MATERIAL SUPPLIED |
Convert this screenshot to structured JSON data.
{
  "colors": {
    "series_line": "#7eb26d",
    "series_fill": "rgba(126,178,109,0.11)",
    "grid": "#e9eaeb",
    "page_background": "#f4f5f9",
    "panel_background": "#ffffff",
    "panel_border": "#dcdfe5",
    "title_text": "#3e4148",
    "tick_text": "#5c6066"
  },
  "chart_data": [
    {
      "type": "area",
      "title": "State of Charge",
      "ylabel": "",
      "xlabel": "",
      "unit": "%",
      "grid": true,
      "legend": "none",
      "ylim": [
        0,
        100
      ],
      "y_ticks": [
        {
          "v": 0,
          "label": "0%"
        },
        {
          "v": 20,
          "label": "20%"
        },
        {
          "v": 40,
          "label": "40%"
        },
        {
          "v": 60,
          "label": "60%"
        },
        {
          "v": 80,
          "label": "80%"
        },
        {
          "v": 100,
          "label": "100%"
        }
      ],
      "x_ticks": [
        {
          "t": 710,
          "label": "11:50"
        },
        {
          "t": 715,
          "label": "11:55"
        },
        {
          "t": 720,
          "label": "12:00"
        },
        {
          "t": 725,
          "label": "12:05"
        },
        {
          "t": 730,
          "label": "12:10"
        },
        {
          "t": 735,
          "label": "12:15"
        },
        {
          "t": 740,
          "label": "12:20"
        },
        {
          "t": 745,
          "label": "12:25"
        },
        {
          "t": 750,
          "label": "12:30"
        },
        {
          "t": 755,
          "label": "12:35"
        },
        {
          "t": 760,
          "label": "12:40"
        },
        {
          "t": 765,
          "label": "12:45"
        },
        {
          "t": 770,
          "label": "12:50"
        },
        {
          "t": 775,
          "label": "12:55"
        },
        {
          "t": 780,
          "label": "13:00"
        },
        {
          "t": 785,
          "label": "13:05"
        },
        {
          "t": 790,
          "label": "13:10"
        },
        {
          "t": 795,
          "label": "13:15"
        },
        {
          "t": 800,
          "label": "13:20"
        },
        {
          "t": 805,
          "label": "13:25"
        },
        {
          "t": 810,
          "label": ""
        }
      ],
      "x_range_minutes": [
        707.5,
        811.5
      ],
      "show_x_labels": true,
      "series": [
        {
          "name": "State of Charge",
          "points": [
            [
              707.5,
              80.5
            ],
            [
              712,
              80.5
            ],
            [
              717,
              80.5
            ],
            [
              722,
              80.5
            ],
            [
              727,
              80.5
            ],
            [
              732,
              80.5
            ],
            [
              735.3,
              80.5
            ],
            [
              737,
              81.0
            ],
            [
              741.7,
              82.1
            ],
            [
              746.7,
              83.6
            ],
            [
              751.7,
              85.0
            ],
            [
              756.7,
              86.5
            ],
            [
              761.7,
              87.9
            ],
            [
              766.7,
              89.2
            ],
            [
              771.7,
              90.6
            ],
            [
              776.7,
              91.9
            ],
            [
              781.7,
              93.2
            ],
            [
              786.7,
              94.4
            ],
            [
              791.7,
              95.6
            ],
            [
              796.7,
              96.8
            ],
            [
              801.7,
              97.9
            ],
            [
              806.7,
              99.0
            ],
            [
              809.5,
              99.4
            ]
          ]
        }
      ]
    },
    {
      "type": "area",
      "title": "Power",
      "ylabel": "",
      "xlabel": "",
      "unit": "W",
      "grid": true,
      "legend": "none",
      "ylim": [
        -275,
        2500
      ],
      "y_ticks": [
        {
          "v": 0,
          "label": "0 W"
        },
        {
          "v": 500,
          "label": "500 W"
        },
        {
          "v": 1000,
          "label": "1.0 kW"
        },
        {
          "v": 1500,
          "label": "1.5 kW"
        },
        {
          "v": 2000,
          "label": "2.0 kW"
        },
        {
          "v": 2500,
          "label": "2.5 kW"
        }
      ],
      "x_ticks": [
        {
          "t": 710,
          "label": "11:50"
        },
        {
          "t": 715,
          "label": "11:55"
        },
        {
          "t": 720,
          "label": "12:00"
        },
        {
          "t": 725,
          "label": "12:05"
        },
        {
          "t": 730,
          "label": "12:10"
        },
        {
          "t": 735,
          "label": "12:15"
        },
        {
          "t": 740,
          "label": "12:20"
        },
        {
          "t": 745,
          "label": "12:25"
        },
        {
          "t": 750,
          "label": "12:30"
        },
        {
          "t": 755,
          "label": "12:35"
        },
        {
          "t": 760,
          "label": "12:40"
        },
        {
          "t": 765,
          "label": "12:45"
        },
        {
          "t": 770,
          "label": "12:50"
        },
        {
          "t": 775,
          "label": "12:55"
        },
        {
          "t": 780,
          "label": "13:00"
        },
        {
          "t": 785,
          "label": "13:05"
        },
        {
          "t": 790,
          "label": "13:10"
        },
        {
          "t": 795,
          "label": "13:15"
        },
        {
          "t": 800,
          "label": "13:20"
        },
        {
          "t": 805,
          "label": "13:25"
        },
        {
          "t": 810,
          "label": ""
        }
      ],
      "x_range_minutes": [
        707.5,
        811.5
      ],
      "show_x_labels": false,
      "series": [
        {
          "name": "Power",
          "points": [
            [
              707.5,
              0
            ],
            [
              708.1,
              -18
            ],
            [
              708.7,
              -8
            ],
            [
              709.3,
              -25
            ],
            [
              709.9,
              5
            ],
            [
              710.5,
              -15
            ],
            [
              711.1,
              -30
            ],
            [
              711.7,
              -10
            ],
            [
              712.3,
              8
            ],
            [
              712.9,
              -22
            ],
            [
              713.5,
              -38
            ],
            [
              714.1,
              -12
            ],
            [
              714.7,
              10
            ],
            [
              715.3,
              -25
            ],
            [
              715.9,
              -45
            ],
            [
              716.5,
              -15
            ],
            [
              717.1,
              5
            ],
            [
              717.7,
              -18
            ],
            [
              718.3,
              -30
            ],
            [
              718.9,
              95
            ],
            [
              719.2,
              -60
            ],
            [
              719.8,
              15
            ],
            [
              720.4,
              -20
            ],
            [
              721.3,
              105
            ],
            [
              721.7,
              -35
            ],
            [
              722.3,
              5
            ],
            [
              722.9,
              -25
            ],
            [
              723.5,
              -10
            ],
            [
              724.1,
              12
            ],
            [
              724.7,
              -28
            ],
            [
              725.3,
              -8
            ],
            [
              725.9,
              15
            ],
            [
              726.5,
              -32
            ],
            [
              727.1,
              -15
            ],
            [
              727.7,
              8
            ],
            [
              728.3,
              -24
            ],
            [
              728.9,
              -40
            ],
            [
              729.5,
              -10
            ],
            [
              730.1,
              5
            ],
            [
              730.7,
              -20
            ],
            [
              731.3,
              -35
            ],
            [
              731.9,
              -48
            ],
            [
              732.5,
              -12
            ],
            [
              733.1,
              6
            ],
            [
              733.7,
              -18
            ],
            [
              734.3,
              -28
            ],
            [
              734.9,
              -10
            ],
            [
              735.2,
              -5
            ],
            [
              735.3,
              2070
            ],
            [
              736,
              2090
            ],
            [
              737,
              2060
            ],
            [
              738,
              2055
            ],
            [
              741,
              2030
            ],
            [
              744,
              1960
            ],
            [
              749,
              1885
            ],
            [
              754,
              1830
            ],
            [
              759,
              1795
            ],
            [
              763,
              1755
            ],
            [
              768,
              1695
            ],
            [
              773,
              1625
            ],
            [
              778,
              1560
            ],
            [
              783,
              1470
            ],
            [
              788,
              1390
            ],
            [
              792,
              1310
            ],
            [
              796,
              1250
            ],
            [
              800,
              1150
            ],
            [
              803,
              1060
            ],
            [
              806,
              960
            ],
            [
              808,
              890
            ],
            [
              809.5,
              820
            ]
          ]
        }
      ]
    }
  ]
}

WHAT YOU HAVE TO DO |
Write out the data exactly as it stands.

RESPONSE TO THE EXERCISE |
Convert this screenshot to structured JSON data.
{
  "colors": {
    "series_line": "#7eb26d",
    "series_fill": "rgba(126,178,109,0.11)",
    "grid": "#e9eaeb",
    "page_background": "#f4f5f9",
    "panel_background": "#ffffff",
    "panel_border": "#dcdfe5",
    "title_text": "#3e4148",
    "tick_text": "#5c6066"
  },
  "chart_data": [
    {
      "type": "area",
      "title": "State of Charge",
      "ylabel": "",
      "xlabel": "",
      "unit": "%",
      "grid": true,
      "legend": "none",
      "ylim": [
        0,
        100
      ],
      "y_ticks": [
        {
          "v": 0,
          "label": "0%"
        },
        {
          "v": 20,
          "label": "20%"
        },
        {
          "v": 40,
          "label": "40%"
        },
        {
          "v": 60,
          "label": "60%"
        },
        {
          "v": 80,
          "label": "80%"
        },
        {
          "v": 100,
          "label": "100%"
        }
      ],
      "x_ticks": [
        {
          "t": 710,
          "label": "11:50"
        },
        {
          "t": 715,
          "label": "11:55"
        },
        {
          "t": 720,
          "label": "12:00"
        },
        {
          "t": 725,
          "label": "12:05"
        },
        {
          "t": 730,
          "label": "12:10"
        },
        {
          "t": 735,
          "label": "12:15"
        },
        {
          "t": 740,
          "label": "12:20"
        },
        {
          "t": 745,
          "label": "12:25"
        },
        {
          "t": 750,
          "label": "12:30"
        },
        {
          "t": 755,
          "label": "12:35"
        },
        {
          "t": 760,
          "label": "12:40"
        },
        {
          "t": 765,
          "label": "12:45"
        },
        {
          "t": 770,
          "label": "12:50"
        },
        {
          "t": 775,
          "label": "12:55"
        },
        {
          "t": 780,
          "label": "13:00"
        },
        {
          "t": 785,
          "label": "13:05"
        },
        {
          "t": 790,
          "label": "13:10"
        },
        {
          "t": 795,
          "label": "13:15"
        },
        {
          "t": 800,
          "label": "13:20"
        },
        {
          "t": 805,
          "label": "13:25"
        },
        {
          "t": 810,
          "label": ""
        }
      ],
      "x_range_minutes": [
        707.5,
        811.5
      ],
      "show_x_labels": true,
      "series": [
        {
          "name": "State of Charge",
          "points": [
            [
              707.5,
              80.5
            ],
            [
              712,
              80.5
            ],
            [
              717,
              80.5
            ],
            [
              722,
              80.5
            ],
            [
              727,
              80.5
            ],
            [
              732,
              80.5
            ],
            [
              735.3,
              80.5
            ],
            [
              737,
              81.0
            ],
            [
              741.7,
              82.1
            ],
            [
              746.7,
              83.6
            ],
            [
              751.7,
              85.0
            ],
            [
              756.7,
              86.5
            ],
            [
              761.7,
              87.9
            ],
            [
              766.7,
              89.2
            ],
            [
              771.7,
              90.6
            ],
            [
              776.7,
              91.9
            ],
            [
              781.7,
              93.2
            ],
            [
              786.7,
              94.4
            ],
            [
              791.7,
              95.6
            ],
            [
              796.7,
              96.8
            ],
            [
              801.7,
              97.9
            ],
            [
              806.7,
              99.0
            ],
            [
              809.5,
              99.4
            ]
          ]
        }
      ]
    },
    {
      "type": "area",
      "title": "Power",
      "ylabel": "",
      "xlabel": "",
      "unit": "W",
      "grid": true,
      "legend": "none",
      "ylim": [
        -275,
        2500
      ],
      "y_ticks": [
        {
          "v": 0,
          "label": "0 W"
        },
        {
          "v": 500,
          "label": "500 W"
        },
        {
          "v": 1000,
          "label": "1.0 kW"
        },
        {
          "v": 1500,
          "label": "1.5 kW"
        },
        {
          "v": 2000,
          "label": "2.0 kW"
        },
        {
          "v": 2500,
          "label": "2.5 kW"
        }
      ],
      "x_ticks": [
        {
          "t": 710,
          "label": "11:50"
        },
        {
          "t": 715,
          "label": "11:55"
        },
        {
          "t": 720,
          "label": "12:00"
        },
        {
          "t": 725,
          "label": "12:05"
        },
        {
          "t": 730,
          "label": "12:10"
        },
        {
          "t": 735,
          "label": "12:15"
        },
        {
          "t": 740,
          "label": "12:20"
        },
        {
          "t": 745,
          "label": "12:25"
        },
        {
          "t": 750,
          "label": "12:30"
        },
        {
          "t": 755,
          "label": "12:35"
        },
        {
          "t": 760,
          "label": "12:40"
        },
        {
          "t": 765,
          "label": "12:45"
        },
        {
          "t": 770,
          "label": "12:50"
        },
        {
          "t": 775,
          "label": "12:55"
        },
        {
          "t": 780,
          "label": "13:00"
        },
        {
          "t": 785,
          "label": "13:05"
        },
        {
          "t": 790,
          "label": "13:10"
        },
        {
          "t": 795,
          "label": "13:15"
        },
        {
          "t": 800,
          "label": "13:20"
        },
        {
          "t": 805,
          "label": "13:25"
        },
        {
          "t": 810,
          "label": ""
        }
      ],
      "x_range_minutes": [
        707.5,
        811.5
      ],
      "show_x_labels": false,
      "series": [
        {
          "name": "Power",
          "points": [
            [
              707.5,
              0
            ],
            [
              708.1,
              -18
            ],
            [
              708.7,
              -8
            ],
            [
              709.3,
              -25
            ],
            [
              709.9,
              5
            ],
            [
              710.5,
              -15
            ],
            [
              711.1,
              -30
            ],
            [
              711.7,
              -10
            ],
            [
              712.3,
              8
            ],
            [
              712.9,
              -22
            ],
            [
              713.5,
              -38
            ],
            [
              714.1,
              -12
            ],
            [
              714.7,
              10
            ],
            [
              715.3,
              -25
            ],
            [
              715.9,
              -45
            ],
            [
              716.5,
              -15
            ],
            [
              717.1,
              5
            ],
            [
              717.7,
              -18
            ],
            [
              718.3,
              -30
            ],
            [
              718.9,
              95
            ],
            [
              719.2,
              -60
            ],
            [
              719.8,
              15
            ],
            [
              720.4,
              -20
            ],
            [
              721.3,
              105
            ],
            [
              721.7,
              -35
            ],
            [
              722.3,
              5
            ],
            [
              722.9,
              -25
            ],
            [
              723.5,
              -10
            ],
            [
              724.1,
              12
            ],
            [
              724.7,
              -28
            ],
            [
              725.3,
              -8
            ],
            [
              725.9,
              15
            ],
            [
              726.5,
              -32
            ],
            [
              727.1,
              -15
            ],
            [
              727.7,
              8
            ],
            [
              728.3,
              -24
            ],
            [
              728.9,
              -40
            ],
            [
              729.5,
              -10
            ],
            [
              730.1,
              5
            ],
            [
              730.7,
              -20
            ],
            [
              731.3,
              -35
            ],
            [
              731.9,
              -48
            ],
            [
              732.5,
              -12
            ],
            [
              733.1,
              6
            ],
            [
              733.7,
              -18
            ],
            [
              734.3,
              -28
            ],
            [
              734.9,
              -10
            ],
            [
              735.2,
              -5
            ],
            [
              735.3,
              2070
            ],
            [
              736,
              2090
            ],
            [
              737,
              2060
            ],
            [
              738,
              2055
            ],
            [
              741,
              2030
            ],
            [
              744,
              1960
            ],
            [
              749,
              1885
            ],
            [
              754,
              1830
            ],
            [
              759,
              1795
            ],
            [
              763,
              1755
            ],
            [
              768,
              1695
            ],
            [
              773,
              1625
            ],
            [
              778,
              1560
            ],
            [
              783,
              1470
            ],
            [
              788,
              1390
            ],
            [
              792,
              1310
            ],
            [
              796,
              1250
            ],
            [
              800,
              1150
            ],
            [
              803,
              1060
            ],
            [
              806,
              960
            ],
            [
              808,
              890
            ],
            [
              809.5,
              820
            ]
          ]
        }
      ]
    }
  ]
}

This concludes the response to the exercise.